◆ REQUIREMENT ◆
Transcribe the listing verbatim. Do not carry over any pictures.

** begin MATERIAL PROVIDED **

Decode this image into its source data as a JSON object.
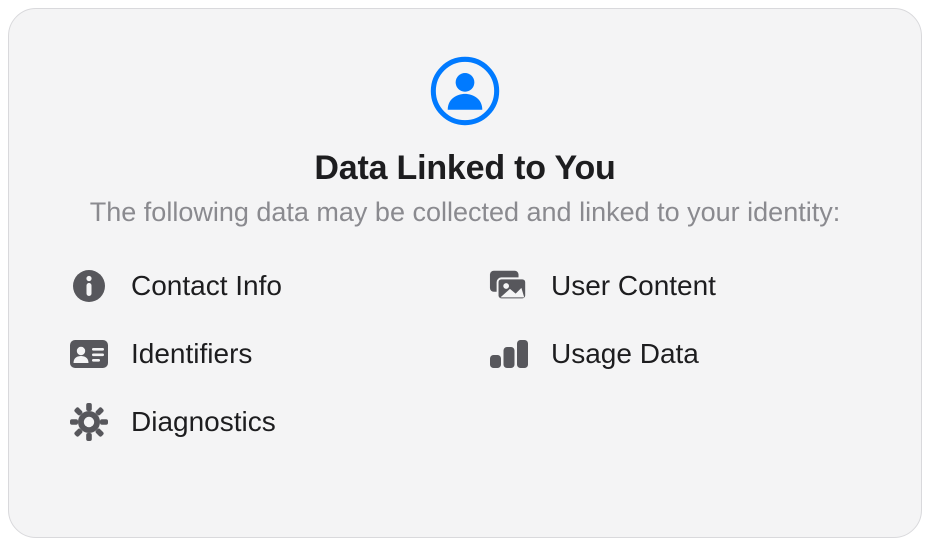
{
  "title": "Data Linked to You",
  "subtitle": "The following data may be collected and linked to your identity:",
  "items": [
    {
      "label": "Contact Info"
    },
    {
      "label": "User Content"
    },
    {
      "label": "Identifiers"
    },
    {
      "label": "Usage Data"
    },
    {
      "label": "Diagnostics"
    }
  ]
}
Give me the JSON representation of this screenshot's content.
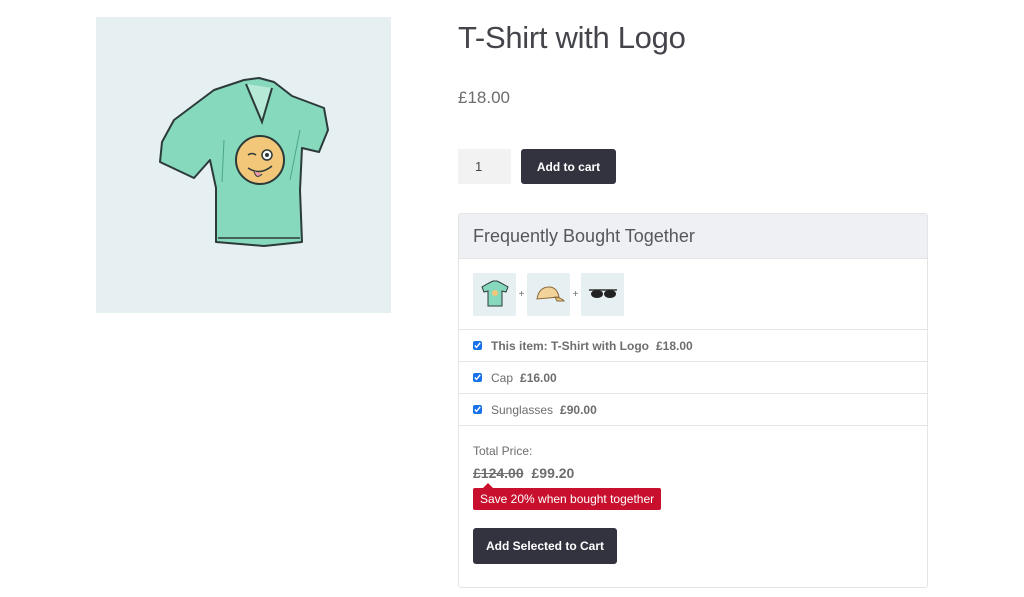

** end MATERIAL PROVIDED **

◆ TASK RESULT ◆
Decode this image into its source data as a JSON object.
{
  "title": "Data Linked to You",
  "subtitle": "The following data may be collected and linked to your identity:",
  "items": [
    {
      "label": "Contact Info"
    },
    {
      "label": "User Content"
    },
    {
      "label": "Identifiers"
    },
    {
      "label": "Usage Data"
    },
    {
      "label": "Diagnostics"
    }
  ]
}
Give me the JSON representation of this screenshot's content.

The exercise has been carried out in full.